§ **Exercise aim**: Reproduce the lines that follow word for word, leaving out the pictures.
--- Start ---
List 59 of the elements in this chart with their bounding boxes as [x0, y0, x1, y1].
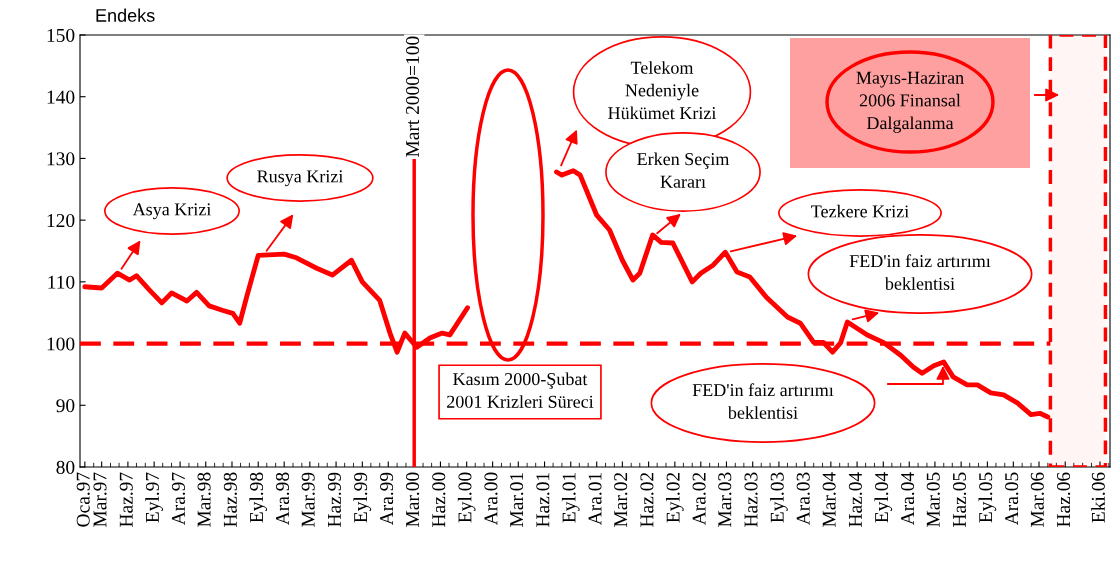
- x-tick-label: Haz.04: [848, 472, 863, 527]
- annotation: FED'in faiz artırımı beklentisi: [849, 254, 991, 290]
- x-tick-label: Mar.05: [926, 472, 940, 527]
- x-tick-label: Eyl.01: [561, 473, 580, 523]
- x-tick-label: Haz.01: [536, 473, 550, 527]
- x-tick-label: Haz.98: [223, 472, 237, 527]
- y-tick-label: 130: [47, 152, 75, 166]
- x-tick-label: Mar.02: [614, 472, 628, 527]
- x-tick-label: Eyl.02: [666, 472, 684, 523]
- x-tick-label: Haz.06: [1056, 472, 1071, 527]
- annotation: Kasım 2000-Şubat 2001 Krizleri Süreci: [447, 372, 594, 408]
- x-tick-label: Oca.97: [76, 472, 90, 527]
- x-tick-label: Eyl.03: [770, 472, 788, 523]
- ref-line-label: Mart 2000=100: [405, 36, 420, 157]
- x-tick-label: Ara.98: [275, 472, 290, 526]
- x-tick-label: Haz.99: [327, 472, 342, 527]
- x-tick-label: Eyl.97: [145, 472, 163, 523]
- y-axis-title: Endeks: [96, 8, 155, 22]
- annotation: Telekom Nedeniyle Hükümet Krizi: [608, 61, 717, 120]
- x-tick-label: Mar.04: [822, 472, 836, 527]
- x-tick-label: Mar.98: [197, 472, 211, 527]
- x-tick-label: Mar.00: [405, 472, 420, 527]
- x-tick-label: Ara.02: [692, 472, 706, 526]
- x-tick-label: Haz.05: [952, 472, 967, 527]
- x-tick-label: Mar.01: [510, 473, 524, 527]
- x-tick-label: Ara.03: [796, 472, 810, 526]
- x-tick-label: Ara.01: [588, 473, 602, 526]
- x-tick-label: Eyl.98: [249, 472, 268, 523]
- x-tick-label: Ara.04: [900, 472, 915, 526]
- x-tick-label: Mar.97: [93, 472, 107, 527]
- x-tick-label: Eyl.04: [874, 472, 893, 523]
- x-tick-label: Eyl.00: [457, 472, 476, 523]
- x-tick-label: Haz.00: [432, 472, 446, 527]
- x-tick-label: Ara.05: [1005, 472, 1019, 526]
- x-tick-label: Mar.99: [301, 472, 315, 527]
- x-tick-label: Haz.97: [119, 472, 133, 527]
- y-tick-label: 80: [56, 460, 75, 474]
- x-tick-label: Mar.06: [1030, 472, 1044, 527]
- y-tick-label: 150: [47, 28, 75, 42]
- y-tick-label: 120: [47, 213, 75, 228]
- x-tick-label: Ara.97: [171, 472, 186, 526]
- x-tick-label: Eyl.99: [353, 472, 372, 523]
- annotation: Asya Krizi: [132, 203, 212, 220]
- annotation: FED'in faiz artırımı beklentisi: [692, 383, 834, 419]
- annotation: Mayıs-Haziran 2006 Finansal Dalgalanma: [856, 71, 964, 133]
- x-tick-label: Haz.02: [640, 472, 654, 527]
- x-tick-label: Ara.99: [380, 472, 394, 526]
- y-tick-label: 90: [56, 399, 75, 413]
- x-tick-label: Mar.03: [718, 472, 732, 527]
- annotation: Tezkere Krizi: [811, 204, 909, 218]
- y-tick-label: 140: [47, 90, 75, 104]
- y-tick-label: 100: [47, 337, 75, 351]
- y-tick-label: 110: [48, 275, 75, 289]
- x-tick-label: Ara.00: [484, 472, 498, 526]
- annotation: Rusya Krizi: [257, 170, 344, 187]
- x-tick-label: Eki.06: [1091, 472, 1105, 523]
- x-tick-label: Haz.03: [744, 472, 758, 527]
- x-tick-label: Eyl.05: [978, 472, 997, 523]
- annotation: Erken Seçim Kararı: [637, 152, 730, 188]
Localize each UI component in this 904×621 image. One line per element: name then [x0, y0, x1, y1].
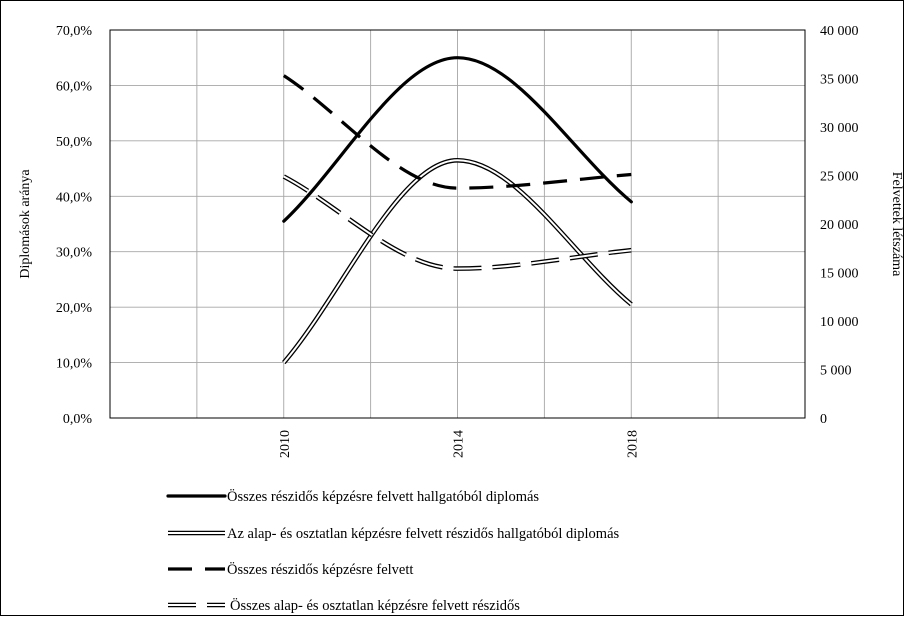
x-tick-label: 2010 [278, 430, 293, 458]
right-tick-label: 25 000 [820, 170, 859, 185]
right-tick-label: 20 000 [820, 218, 859, 233]
series-4 [282, 174, 632, 271]
right-tick-label: 0 [820, 412, 827, 427]
right-axis-title: Felvettek létszáma [889, 172, 904, 277]
legend-item: Összes alap- és osztatlan képzésre felve… [168, 597, 520, 614]
legend: Összes részidős képzésre felvett hallgat… [166, 488, 620, 614]
plot-area [109, 29, 806, 419]
legend-label: Az alap- és osztatlan képzésre felvett r… [227, 526, 620, 542]
series-1-line [282, 56, 633, 223]
left-tick-label: 0,0% [63, 412, 93, 427]
legend-item: Összes részidős képzésre felvett hallgat… [166, 488, 539, 505]
right-tick-label: 10 000 [820, 315, 859, 330]
right-tick-label: 5 000 [820, 364, 852, 379]
right-tick-label: 35 000 [820, 73, 859, 88]
left-tick-label: 10,0% [56, 357, 93, 372]
left-axis-title: Diplomások aránya [18, 169, 33, 279]
series-4-inner [283, 175, 632, 270]
series-2-inner [283, 159, 632, 364]
x-tick-label: 2018 [625, 430, 640, 458]
legend-label: Összes alap- és osztatlan képzésre felve… [230, 597, 520, 614]
left-tick-label: 20,0% [56, 301, 93, 316]
legend-item: Összes részidős képzésre felvett [168, 561, 413, 578]
left-axis-ticks: 0,0% 10,0% 20,0% 30,0% 40,0% 50,0% 60,0% 70,0% [56, 24, 93, 427]
left-tick-label: 40,0% [56, 190, 93, 205]
right-tick-label: 30 000 [820, 121, 859, 136]
left-tick-label: 30,0% [56, 246, 93, 261]
series-layer [282, 56, 633, 365]
legend-item: Az alap- és osztatlan képzésre felvett r… [168, 526, 620, 542]
left-tick-label: 70,0% [56, 24, 93, 39]
right-tick-label: 40 000 [820, 24, 859, 39]
x-axis-ticks: 2010 2014 2018 [278, 430, 641, 458]
legend-label: Összes részidős képzésre felvett [227, 561, 413, 578]
legend-label: Összes részidős képzésre felvett hallgat… [227, 488, 539, 505]
left-tick-label: 60,0% [56, 79, 93, 94]
right-tick-label: 15 000 [820, 267, 859, 282]
x-tick-label: 2014 [452, 430, 467, 458]
right-axis-ticks: 0 5 000 10 000 15 000 20 000 25 000 30 000 35 0… [820, 24, 859, 427]
gridlines [110, 29, 805, 419]
left-tick-label: 50,0% [56, 135, 93, 150]
series-2 [282, 157, 633, 365]
series-1 [282, 56, 633, 223]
--- End ---
§ **Solution to this exercise**:
List 59 of the elements in this chart with their bounding boxes as [x0, y0, x1, y1].
- x-tick-label: Haz.04: [848, 472, 863, 527]
- annotation: FED'in faiz artırımı beklentisi: [849, 254, 991, 290]
- x-tick-label: Mar.05: [926, 472, 940, 527]
- x-tick-label: Eyl.01: [561, 473, 580, 523]
- x-tick-label: Haz.01: [536, 473, 550, 527]
- x-tick-label: Haz.98: [223, 472, 237, 527]
- y-tick-label: 130: [47, 152, 75, 166]
- x-tick-label: Mar.02: [614, 472, 628, 527]
- x-tick-label: Eyl.02: [666, 472, 684, 523]
- x-tick-label: Haz.06: [1056, 472, 1071, 527]
- annotation: Kasım 2000-Şubat 2001 Krizleri Süreci: [447, 372, 594, 408]
- x-tick-label: Oca.97: [76, 472, 90, 527]
- x-tick-label: Eyl.03: [770, 472, 788, 523]
- ref-line-label: Mart 2000=100: [405, 36, 420, 157]
- x-tick-label: Ara.98: [275, 472, 290, 526]
- x-tick-label: Haz.99: [327, 472, 342, 527]
- x-tick-label: Eyl.97: [145, 472, 163, 523]
- y-axis-title: Endeks: [96, 8, 155, 22]
- annotation: Telekom Nedeniyle Hükümet Krizi: [608, 61, 717, 120]
- x-tick-label: Mar.04: [822, 472, 836, 527]
- x-tick-label: Mar.98: [197, 472, 211, 527]
- x-tick-label: Mar.00: [405, 472, 420, 527]
- x-tick-label: Ara.02: [692, 472, 706, 526]
- x-tick-label: Haz.05: [952, 472, 967, 527]
- x-tick-label: Mar.01: [510, 473, 524, 527]
- x-tick-label: Ara.03: [796, 472, 810, 526]
- x-tick-label: Ara.01: [588, 473, 602, 526]
- x-tick-label: Eyl.98: [249, 472, 268, 523]
- x-tick-label: Ara.04: [900, 472, 915, 526]
- x-tick-label: Mar.97: [93, 472, 107, 527]
- x-tick-label: Eyl.04: [874, 472, 893, 523]
- x-tick-label: Eyl.00: [457, 472, 476, 523]
- x-tick-label: Haz.00: [432, 472, 446, 527]
- x-tick-label: Ara.05: [1005, 472, 1019, 526]
- x-tick-label: Mar.99: [301, 472, 315, 527]
- x-tick-label: Haz.97: [119, 472, 133, 527]
- y-tick-label: 80: [56, 460, 75, 474]
- x-tick-label: Mar.06: [1030, 472, 1044, 527]
- y-tick-label: 150: [47, 28, 75, 42]
- y-tick-label: 120: [47, 213, 75, 228]
- x-tick-label: Ara.97: [171, 472, 186, 526]
- x-tick-label: Eyl.99: [353, 472, 372, 523]
- annotation: Asya Krizi: [132, 203, 212, 220]
- annotation: FED'in faiz artırımı beklentisi: [692, 383, 834, 419]
- annotation: Mayıs-Haziran 2006 Finansal Dalgalanma: [856, 71, 964, 133]
- x-tick-label: Haz.02: [640, 472, 654, 527]
- x-tick-label: Ara.99: [380, 472, 394, 526]
- y-tick-label: 90: [56, 399, 75, 413]
- x-tick-label: Mar.03: [718, 472, 732, 527]
- annotation: Tezkere Krizi: [811, 204, 909, 218]
- y-tick-label: 140: [47, 90, 75, 104]
- y-tick-label: 100: [47, 337, 75, 351]
- y-tick-label: 110: [48, 275, 75, 289]
- x-tick-label: Ara.00: [484, 472, 498, 526]
- annotation: Rusya Krizi: [257, 170, 344, 187]
- x-tick-label: Eki.06: [1091, 472, 1105, 523]
- x-tick-label: Haz.03: [744, 472, 758, 527]
- x-tick-label: Eyl.05: [978, 472, 997, 523]
- annotation: Erken Seçim Kararı: [637, 152, 730, 188]
Localize each UI component in this 904×621 image. One line per element: name then [x0, y0, x1, y1].
x-tick-label: 2010 [278, 430, 293, 458]
right-tick-label: 25 000 [820, 170, 859, 185]
right-tick-label: 20 000 [820, 218, 859, 233]
series-4 [282, 174, 632, 271]
right-tick-label: 0 [820, 412, 827, 427]
right-axis-title: Felvettek létszáma [889, 172, 904, 277]
legend-item: Összes alap- és osztatlan képzésre felve… [168, 597, 520, 614]
legend: Összes részidős képzésre felvett hallgat… [166, 488, 620, 614]
plot-area [109, 29, 806, 419]
legend-label: Az alap- és osztatlan képzésre felvett r… [227, 526, 620, 542]
series-1-line [282, 56, 633, 223]
left-tick-label: 0,0% [63, 412, 93, 427]
legend-item: Összes részidős képzésre felvett hallgat… [166, 488, 539, 505]
right-tick-label: 10 000 [820, 315, 859, 330]
right-tick-label: 5 000 [820, 364, 852, 379]
right-tick-label: 35 000 [820, 73, 859, 88]
left-tick-label: 10,0% [56, 357, 93, 372]
left-axis-title: Diplomások aránya [18, 169, 33, 279]
series-4-inner [283, 175, 632, 270]
series-2-inner [283, 159, 632, 364]
x-tick-label: 2018 [625, 430, 640, 458]
legend-label: Összes alap- és osztatlan képzésre felve… [230, 597, 520, 614]
left-tick-label: 20,0% [56, 301, 93, 316]
legend-item: Összes részidős képzésre felvett [168, 561, 413, 578]
left-axis-ticks: 0,0% 10,0% 20,0% 30,0% 40,0% 50,0% 60,0% 70,0% [56, 24, 93, 427]
left-tick-label: 40,0% [56, 190, 93, 205]
right-tick-label: 30 000 [820, 121, 859, 136]
left-tick-label: 30,0% [56, 246, 93, 261]
series-layer [282, 56, 633, 365]
legend-item: Az alap- és osztatlan képzésre felvett r… [168, 526, 620, 542]
left-tick-label: 70,0% [56, 24, 93, 39]
right-tick-label: 40 000 [820, 24, 859, 39]
x-axis-ticks: 2010 2014 2018 [278, 430, 641, 458]
legend-label: Összes részidős képzésre felvett [227, 561, 413, 578]
legend-label: Összes részidős képzésre felvett hallgat… [227, 488, 539, 505]
left-tick-label: 60,0% [56, 79, 93, 94]
right-tick-label: 15 000 [820, 267, 859, 282]
x-tick-label: 2014 [452, 430, 467, 458]
right-axis-ticks: 0 5 000 10 000 15 000 20 000 25 000 30 000 35 0… [820, 24, 859, 427]
gridlines [110, 29, 805, 419]
left-tick-label: 50,0% [56, 135, 93, 150]
series-2 [282, 157, 633, 365]
series-1 [282, 56, 633, 223]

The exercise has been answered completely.